* _Required work_: Leaving out the pictures, transcribe all of the records faithfully.

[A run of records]

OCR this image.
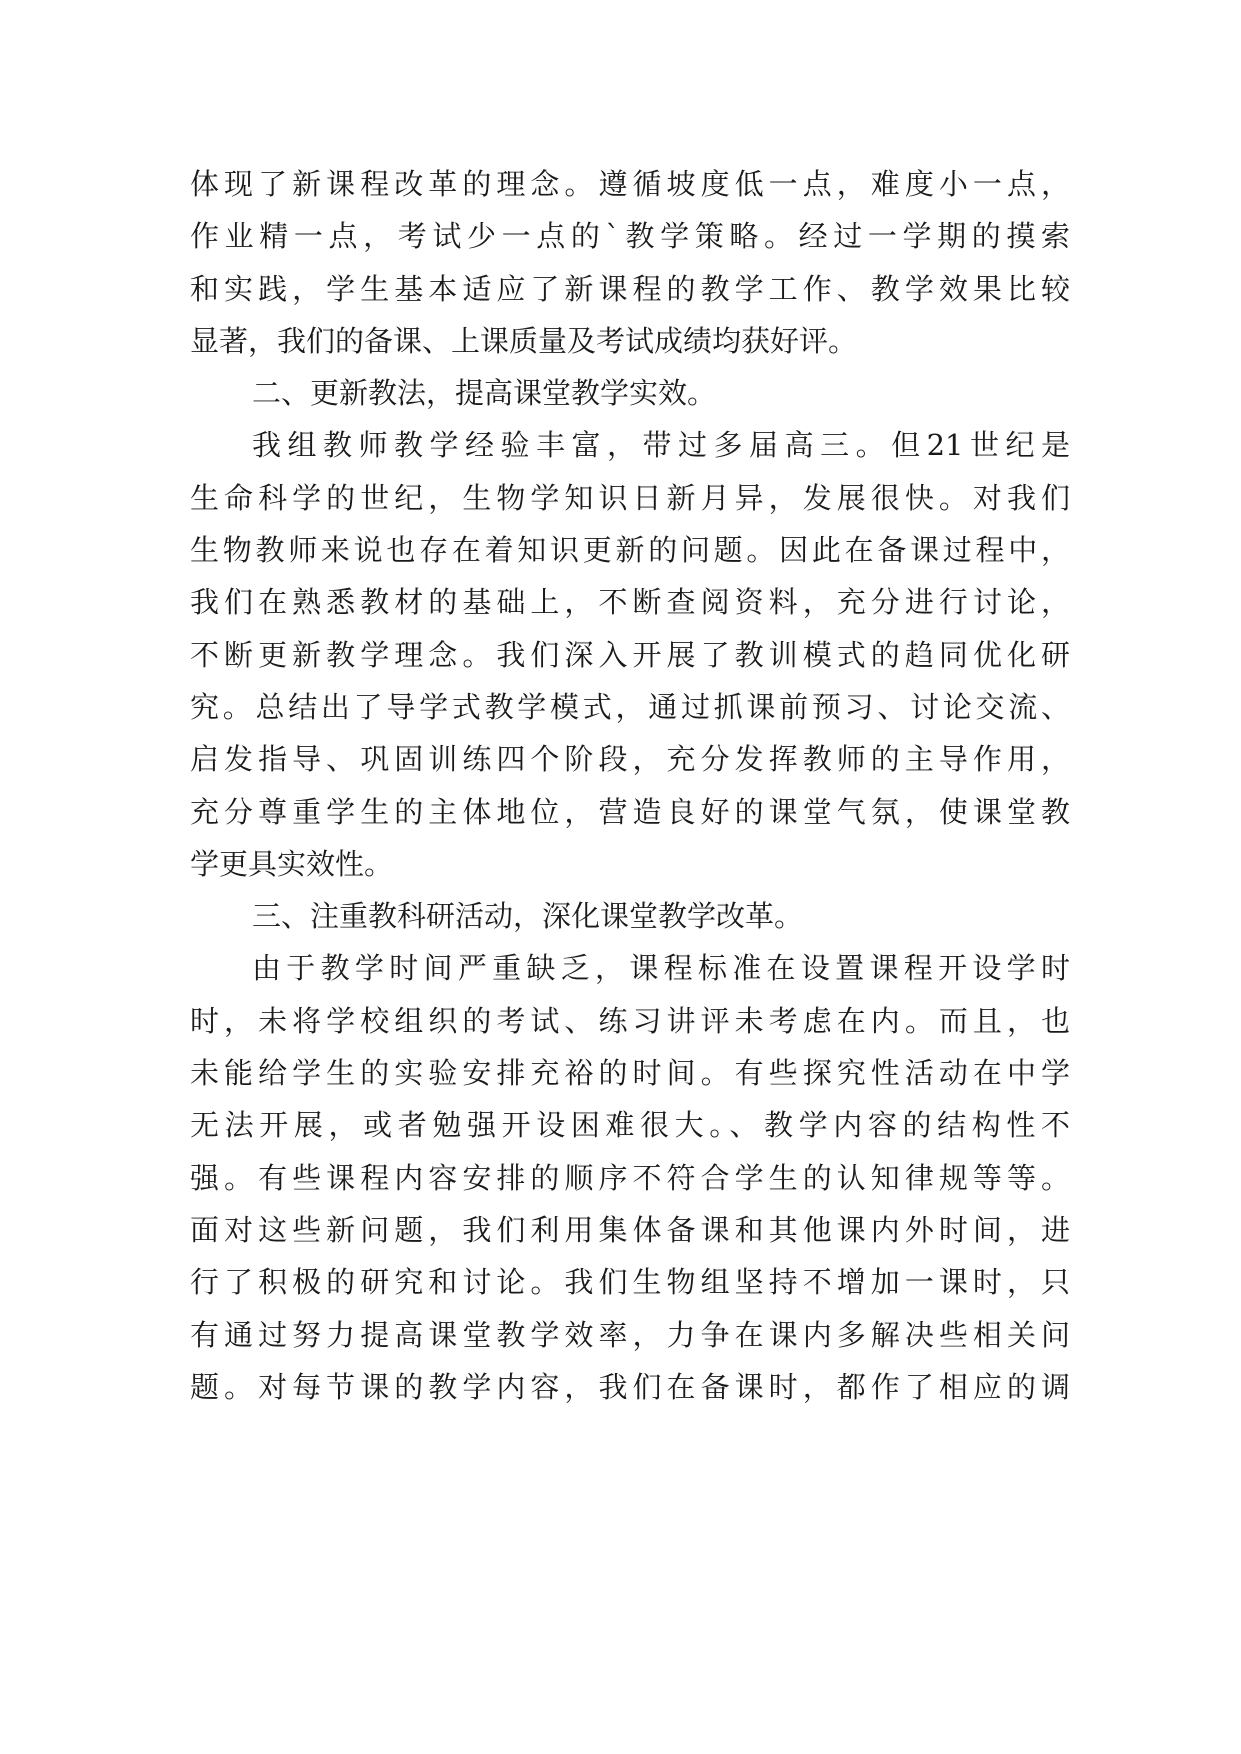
体现了新课程改革的理念。遵循坡度低一点，难度小一点，
作业精一点，考试少一点的`教学策略。经过一学期的摸索
和实践，学生基本适应了新课程的教学工作、教学效果比较
显著，我们的备课、上课质量及考试成绩均获好评。
二、更新教法，提高课堂教学实效。
我组教师教学经验丰富，带过多届高三。但21世纪是
生命科学的世纪，生物学知识日新月异，发展很快。对我们
生物教师来说也存在着知识更新的问题。因此在备课过程中，
我们在熟悉教材的基础上，不断查阅资料，充分进行讨论，
不断更新教学理念。我们深入开展了教训模式的趋同优化研
究。总结出了导学式教学模式，通过抓课前预习、讨论交流、
启发指导、巩固训练四个阶段，充分发挥教师的主导作用，
充分尊重学生的主体地位，营造良好的课堂气氛，使课堂教
学更具实效性。
三、注重教科研活动，深化课堂教学改革。
由于教学时间严重缺乏，课程标准在设置课程开设学时
时，未将学校组织的考试、练习讲评未考虑在内。而且，也
未能给学生的实验安排充裕的时间。有些探究性活动在中学
无法开展，或者勉强开设困难很大。、教学内容的结构性不
强。有些课程内容安排的顺序不符合学生的认知律规等等。
面对这些新问题，我们利用集体备课和其他课内外时间，进
行了积极的研究和讨论。我们生物组坚持不增加一课时，只
有通过努力提高课堂教学效率，力争在课内多解决些相关问
题。对每节课的教学内容，我们在备课时，都作了相应的调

* _Written answer_:
OCR this image.
体现了新课程改革的理念。遵循坡度低一点，难度小一点，
作业精一点，考试少一点的`教学策略。经过一学期的摸索
和实践，学生基本适应了新课程的教学工作、教学效果比较
显著，我们的备课、上课质量及考试成绩均获好评。
二、更新教法，提高课堂教学实效。
我组教师教学经验丰富，带过多届高三。但21世纪是
生命科学的世纪，生物学知识日新月异，发展很快。对我们
生物教师来说也存在着知识更新的问题。因此在备课过程中，
我们在熟悉教材的基础上，不断查阅资料，充分进行讨论，
不断更新教学理念。我们深入开展了教训模式的趋同优化研
究。总结出了导学式教学模式，通过抓课前预习、讨论交流、
启发指导、巩固训练四个阶段，充分发挥教师的主导作用，
充分尊重学生的主体地位，营造良好的课堂气氛，使课堂教
学更具实效性。
三、注重教科研活动，深化课堂教学改革。
由于教学时间严重缺乏，课程标准在设置课程开设学时
时，未将学校组织的考试、练习讲评未考虑在内。而且，也
未能给学生的实验安排充裕的时间。有些探究性活动在中学
无法开展，或者勉强开设困难很大。、教学内容的结构性不
强。有些课程内容安排的顺序不符合学生的认知律规等等。
面对这些新问题，我们利用集体备课和其他课内外时间，进
行了积极的研究和讨论。我们生物组坚持不增加一课时，只
有通过努力提高课堂教学效率，力争在课内多解决些相关问
题。对每节课的教学内容，我们在备课时，都作了相应的调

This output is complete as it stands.